Record excerpts ▸
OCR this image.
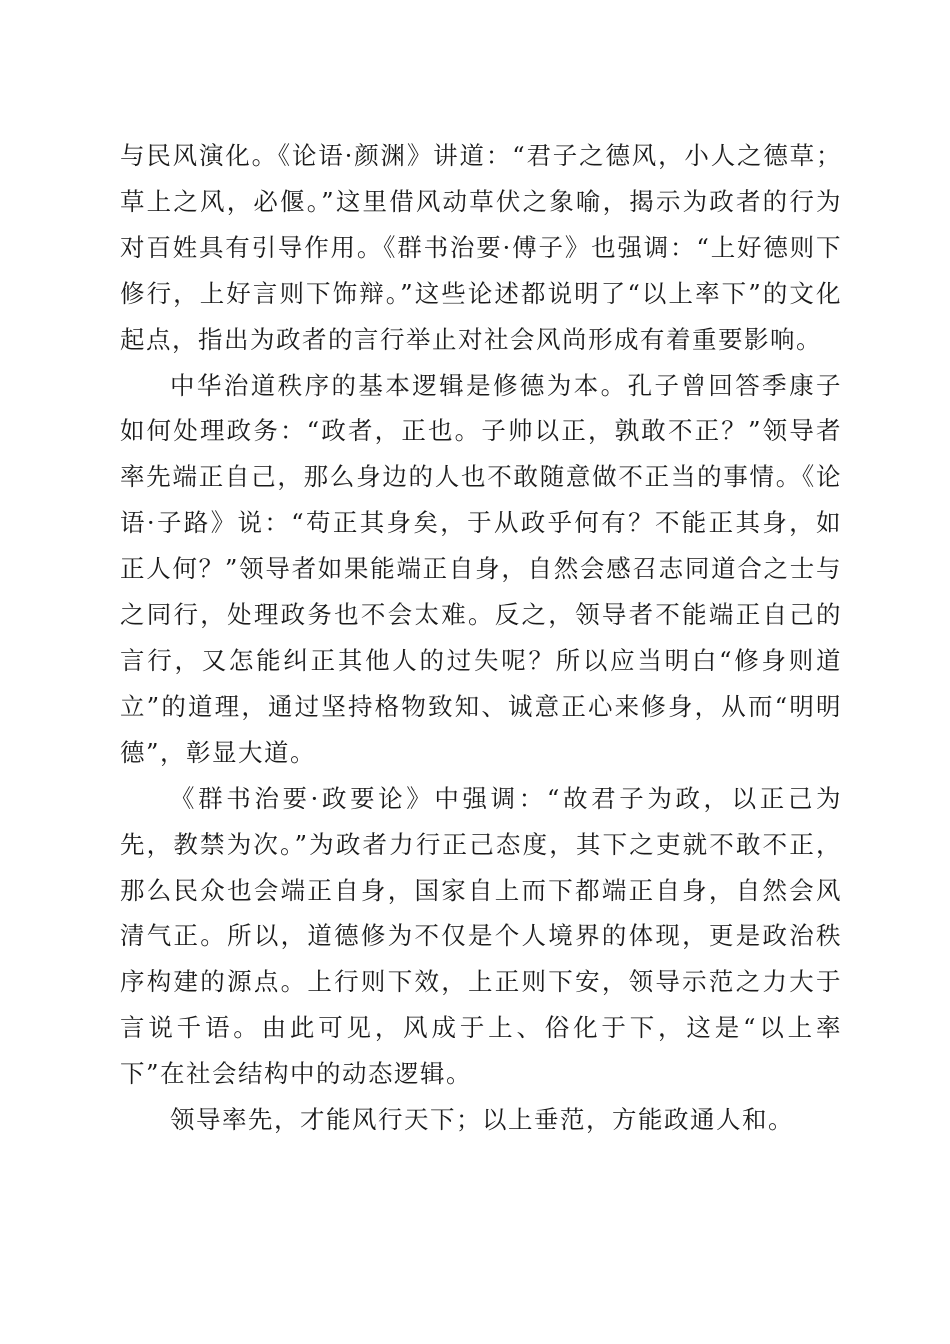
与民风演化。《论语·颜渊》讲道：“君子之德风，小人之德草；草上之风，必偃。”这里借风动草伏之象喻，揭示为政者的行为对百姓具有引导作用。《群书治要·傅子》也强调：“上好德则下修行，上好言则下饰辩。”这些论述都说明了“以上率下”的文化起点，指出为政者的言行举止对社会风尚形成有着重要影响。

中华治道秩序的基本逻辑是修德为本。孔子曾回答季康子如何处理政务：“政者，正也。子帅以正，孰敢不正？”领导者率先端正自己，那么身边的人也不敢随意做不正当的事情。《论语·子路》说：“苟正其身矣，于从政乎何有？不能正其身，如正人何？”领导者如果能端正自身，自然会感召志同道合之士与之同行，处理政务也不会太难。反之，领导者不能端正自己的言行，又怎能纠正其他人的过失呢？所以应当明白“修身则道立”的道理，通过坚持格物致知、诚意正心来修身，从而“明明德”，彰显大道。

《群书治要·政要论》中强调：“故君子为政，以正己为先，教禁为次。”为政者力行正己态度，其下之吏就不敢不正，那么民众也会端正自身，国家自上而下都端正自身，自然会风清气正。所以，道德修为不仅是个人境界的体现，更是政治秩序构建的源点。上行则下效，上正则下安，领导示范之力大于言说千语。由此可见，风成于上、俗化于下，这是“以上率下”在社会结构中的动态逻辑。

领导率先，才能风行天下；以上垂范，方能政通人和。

What is being asked ▸ Copy each line above precisely, dropping the pictures.

Answer to the problem ▸
OCR this image.
与民风演化。《论语·颜渊》讲道：“君子之德风，小人之德草；草上之风，必偃。”这里借风动草伏之象喻，揭示为政者的行为对百姓具有引导作用。《群书治要·傅子》也强调：“上好德则下修行，上好言则下饰辩。”这些论述都说明了“以上率下”的文化起点，指出为政者的言行举止对社会风尚形成有着重要影响。

中华治道秩序的基本逻辑是修德为本。孔子曾回答季康子如何处理政务：“政者，正也。子帅以正，孰敢不正？”领导者率先端正自己，那么身边的人也不敢随意做不正当的事情。《论语·子路》说：“苟正其身矣，于从政乎何有？不能正其身，如正人何？”领导者如果能端正自身，自然会感召志同道合之士与之同行，处理政务也不会太难。反之，领导者不能端正自己的言行，又怎能纠正其他人的过失呢？所以应当明白“修身则道立”的道理，通过坚持格物致知、诚意正心来修身，从而“明明德”，彰显大道。

《群书治要·政要论》中强调：“故君子为政，以正己为先，教禁为次。”为政者力行正己态度，其下之吏就不敢不正，那么民众也会端正自身，国家自上而下都端正自身，自然会风清气正。所以，道德修为不仅是个人境界的体现，更是政治秩序构建的源点。上行则下效，上正则下安，领导示范之力大于言说千语。由此可见，风成于上、俗化于下，这是“以上率下”在社会结构中的动态逻辑。

领导率先，才能风行天下；以上垂范，方能政通人和。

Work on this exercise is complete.